--- Begin ---

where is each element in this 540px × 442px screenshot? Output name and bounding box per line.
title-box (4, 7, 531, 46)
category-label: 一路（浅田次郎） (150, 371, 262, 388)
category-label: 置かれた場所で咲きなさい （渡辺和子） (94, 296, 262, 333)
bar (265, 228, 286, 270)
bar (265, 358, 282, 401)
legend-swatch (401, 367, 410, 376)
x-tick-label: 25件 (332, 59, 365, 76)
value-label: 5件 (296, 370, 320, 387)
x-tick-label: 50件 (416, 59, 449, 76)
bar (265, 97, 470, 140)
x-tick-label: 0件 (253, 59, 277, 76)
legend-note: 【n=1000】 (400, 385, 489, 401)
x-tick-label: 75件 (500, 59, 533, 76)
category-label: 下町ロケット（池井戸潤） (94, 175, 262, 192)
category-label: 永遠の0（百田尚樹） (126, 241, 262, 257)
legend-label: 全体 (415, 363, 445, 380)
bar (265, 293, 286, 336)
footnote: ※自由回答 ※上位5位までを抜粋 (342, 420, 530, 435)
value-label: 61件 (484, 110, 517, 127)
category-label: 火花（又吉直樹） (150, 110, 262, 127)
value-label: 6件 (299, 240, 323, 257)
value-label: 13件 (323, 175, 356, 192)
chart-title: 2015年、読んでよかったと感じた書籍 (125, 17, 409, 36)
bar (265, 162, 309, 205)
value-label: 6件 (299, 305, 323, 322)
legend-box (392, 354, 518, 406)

--- End ---

* YOUR GOAL *
Rewrite the rows from the first line through the line containing "bar (265, 228, 286, 270)", inclusive, as a JSON list of strings with one string per line and blank lines omitted.

* WRITTEN RESPONSE *
[
  "where is each element in this 540px × 442px screenshot? Output name and bounding box per line.",
  "title-box (4, 7, 531, 46)",
  "category-label: 一路（浅田次郎） (150, 371, 262, 388)",
  "category-label: 置かれた場所で咲きなさい （渡辺和子） (94, 296, 262, 333)",
  "bar (265, 228, 286, 270)"
]